• AIM: Gather all lines with the word "tractatum" in them.
==== RAW RECORDS
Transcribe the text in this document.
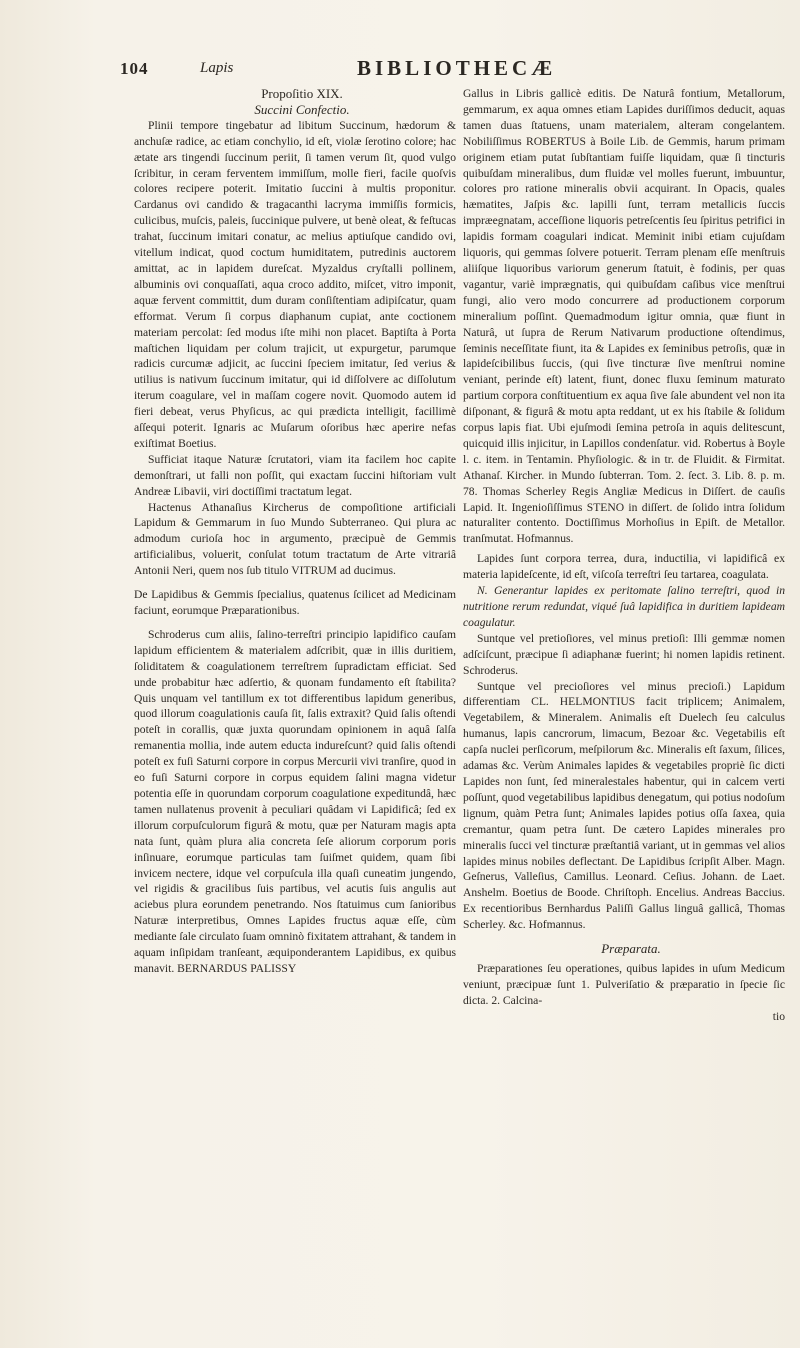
104	Lapis	BIBLIOTHECÆ

Propoſitio XIX.

Succini Confectio.

Plinii tempore tingebatur ad libitum Succinum, hædorum & anchuſæ radice, ac etiam conchylio, id eſt, violæ ſerotino colore; hac ætate ars tingendi ſuccinum periit, ſi tamen verum ſit, quod vulgo ſcribitur, in ceram ferventem immiſſum, molle fieri, facile quoſvis colores recipere poterit. Imitatio ſuccini à multis proponitur. Cardanus ovi candido & tragacanthi lacryma immiſſis formicis, culicibus, muſcis, paleis, ſuccinique pulvere, ut benè oleat, & feſtucas trahat, ſuccinum imitari conatur, ac melius aptiuſque candido ovi, vitellum indicat, quod coctum humiditatem, putredinis auctorem amittat, ac in lapidem dureſcat. Myzaldus cryſtalli pollinem, albuminis ovi conquaſſati, aqua croco addito, miſcet, vitro imponit, aquæ fervent committit, dum duram conſiſtentiam adipiſcatur, quam efformat. Verum ſi corpus diaphanum cupiat, ante coctionem materiam percolat: ſed modus iſte mihi non placet. Baptiſta à Porta maſtichen liquidam per colum trajicit, ut expurgetur, parumque radicis curcumæ adjicit, ac ſuccini ſpeciem imitatur, ſed verius & utilius is nativum ſuccinum imitatur, qui id diſſolvere ac diſſolutum iterum coagulare, vel in maſſam cogere novit. Quomodo autem id fieri debeat, verus Phyſicus, ac qui prædicta intelligit, facillimè aſſequi poterit. Ignaris ac Muſarum oſoribus hæc aperire nefas exiſtimat Boetius.

Sufficiat itaque Naturæ ſcrutatori, viam ita facilem hoc capite demonſtrari, ut falli non poſſit, qui exactam ſuccini hiſtoriam vult Andreæ Libavii, viri doctiſſimi tractatum legat.

Hactenus Athanaſius Kircherus de compoſitione artificiali Lapidum & Gemmarum in ſuo Mundo Subterraneo. Qui plura ac admodum curioſa hoc in argumento, præcipuè de Gemmis artificialibus, voluerit, conſulat totum tractatum de Arte vitrariâ Antonii Neri, quem nos ſub titulo VITRUM ad ducimus.

De Lapidibus & Gemmis ſpecialius, quatenus ſcilicet ad Medicinam faciunt, eorumque Præparationibus.

Schroderus cum aliis, ſalino-terreſtri principio lapidifico cauſam lapidum efficientem & materialem adſcribit, quæ in illis duritiem, ſoliditatem & coagulationem terreſtrem ſupradictam efficiat. Sed unde probabitur hæc adſertio, & quonam fundamento eſt ſtabilita? Quis unquam vel tantillum ex tot differentibus lapidum generibus, quod illorum coagulationis cauſa ſit, ſalis extraxit? Quid ſalis oſtendi poteſt in corallis, quæ juxta quorundam opinionem in aquâ ſalſa remanentia mollia, inde autem educta indureſcunt? quid ſalis oſtendi poteſt ex fuſi Saturni corpore in corpus Mercurii vivi tranſire, quod in eo fuſi Saturni corpore in corpus equidem ſalini magna videtur potentia eſſe in quorundam corporum coagulatione expeditundâ, hæc tamen nullatenus provenit à peculiari quâdam vi Lapidificâ; ſed ex illorum corpuſculorum figurâ & motu, quæ per Naturam magis apta nata ſunt, quàm plura alia concreta ſeſe aliorum corporum poris inſinuare, eorumque particulas tam ſuiſmet quidem, quam ſibi invicem nectere, idque vel corpuſcula illa quaſi cuneatim jungendo, vel rigidis & gracilibus ſuis partibus, vel acutis ſuis angulis aut aciebus plura eorundem penetrando. Nos ſtatuimus cum ſanioribus Naturæ interpretibus, Omnes Lapides fructus aquæ eſſe, cùm mediante ſale circulato ſuam omninò fixitatem attrahant, & tandem in aquam inſipidam tranſeant, æquiponderantem Lapidibus, ex quibus manavit. BERNARDUS PALISSY

Gallus in Libris gallicè editis. De Naturâ fontium, Metallorum, gemmarum, ex aqua omnes etiam Lapides duriſſimos deducit, aquas tamen duas ſtatuens, unam materialem, alteram congelantem. Nobiliſſimus ROBERTUS à Boile Lib. de Gemmis, harum primam originem etiam putat ſubſtantiam fuiſſe liquidam, quæ ſi tincturis quibuſdam mineralibus, dum fluidæ vel molles fuerunt, imbuuntur, colores pro ratione mineralis obvii acquirant. In Opacis, quales hæmatites, Jaſpis &c. lapilli ſunt, terram metallicis ſuccis impræegnatam, acceſſione liquoris petreſcentis ſeu ſpiritus petrifici in lapidis formam coagulari indicat. Meminit inibi etiam cujuſdam liquoris, qui gemmas ſolvere potuerit. Terram plenam eſſe menſtruis aliiſque liquoribus variorum generum ſtatuit, è fodinis, per quas vagantur, variè imprægnatis, qui quibuſdam caſibus vice menſtrui fungi, alio vero modo concurrere ad productionem corporum mineralium poſſint. Quemadmodum igitur omnia, quæ fiunt in Naturâ, ut ſupra de Rerum Nativarum productione oſtendimus, ſeminis neceſſitate fiunt, ita & Lapides ex ſeminibus petroſis, quæ in lapideſcibilibus ſuccis, (qui ſive tincturæ ſive menſtrui nomine veniant, perinde eſt) latent, fiunt, donec fluxu ſeminum maturato partium corpora conſtituentium ex aqua ſive ſale abundent vel non ita diſponant, & figurâ & motu apta reddant, ut ex his ſtabile & ſolidum corpus lapis fiat. Ubi ejuſmodi ſemina petroſa in aquis delitescunt, quicquid illis injicitur, in Lapillos condenſatur. vid. Robertus à Boyle l. c. item. in Tentamin. Phyſiologic. & in tr. de Fluidit. & Firmitat. Athanaſ. Kircher. in Mundo ſubterran. Tom. 2. ſect. 3. Lib. 8. p. m. 78. Thomas Scherley Regis Angliæ Medicus in Diſſert. de cauſis Lapid. It. Ingenioſiſſimus STENO in diſſert. de ſolido intra ſolidum naturaliter contento. Doctiſſimus Morhoſius in Epiſt. de Metallor. tranſmutat. Hofmannus.

Lapides ſunt corpora terrea, dura, inductilia, vi lapidificâ ex materia lapideſcente, id eſt, viſcoſa terreſtri ſeu tartarea, coagulata.

N. Generantur lapides ex peritomate ſalino terreſtri, quod in nutritione rerum redundat, viqué ſuâ lapidifica in duritiem lapideam coagulatur.

Suntque vel pretioſiores, vel minus pretioſi: Illi gemmæ nomen adſciſcunt, præcipue ſi adiaphanæ fuerint; hi nomen lapidis retinent. Schroderus.

Suntque vel precioſiores vel minus precioſi.) Lapidum differentiam CL. HELMONTIUS facit triplicem; Animalem, Vegetabilem, & Mineralem. Animalis eſt Duelech ſeu calculus humanus, lapis cancrorum, limacum, Bezoar &c. Vegetabilis eſt capſa nuclei perſicorum, meſpilorum &c. Mineralis eſt ſaxum, ſilices, adamas &c. Verùm Animales lapides & vegetabiles propriè ſic dicti Lapides non ſunt, ſed mineralestales habentur, qui in calcem verti poſſunt, quod vegetabilibus lapidibus denegatum, qui potius nodoſum lignum, quàm Petra ſunt; Animales lapides potius oſſa ſaxea, quia cremantur, quam petra ſunt. De cætero Lapides minerales pro mineralis ſucci vel tincturæ præſtantiâ variant, ut in gemmas vel alios lapides minus nobiles deflectant. De Lapidibus ſcripſit Alber. Magn. Geſnerus, Valleſius, Camillus. Leonard. Ceſius. Johann. de Laet. Anshelm. Boetius de Boode. Chriſtoph. Encelius. Andreas Baccius. Ex recentioribus Bernhardus Paliſſi Gallus linguâ gallicâ, Thomas Scherley. &c. Hofmannus.

Præparata.

Præparationes ſeu operationes, quibus lapides in uſum Medicum veniunt, præcipuæ ſunt 1. Pulveriſatio & præparatio in ſpecie ſic dicta. 2. Calcina-

tio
========
• SOLUTION:
Sufficiat itaque Naturæ ſcrutatori, viam ita facilem hoc capite demonſtrari, ut falli non poſſit, qui exactam ſuccini hiſtoriam vult Andreæ Libavii, viri doctiſſimi tractatum legat.
Hactenus Athanaſius Kircherus de compoſitione artificiali Lapidum & Gemmarum in ſuo Mundo Subterraneo. Qui plura ac admodum curioſa hoc in argumento, præcipuè de Gemmis artificialibus, voluerit, conſulat totum tractatum de Arte vitrariâ Antonii Neri, quem nos ſub titulo VITRUM ad ducimus.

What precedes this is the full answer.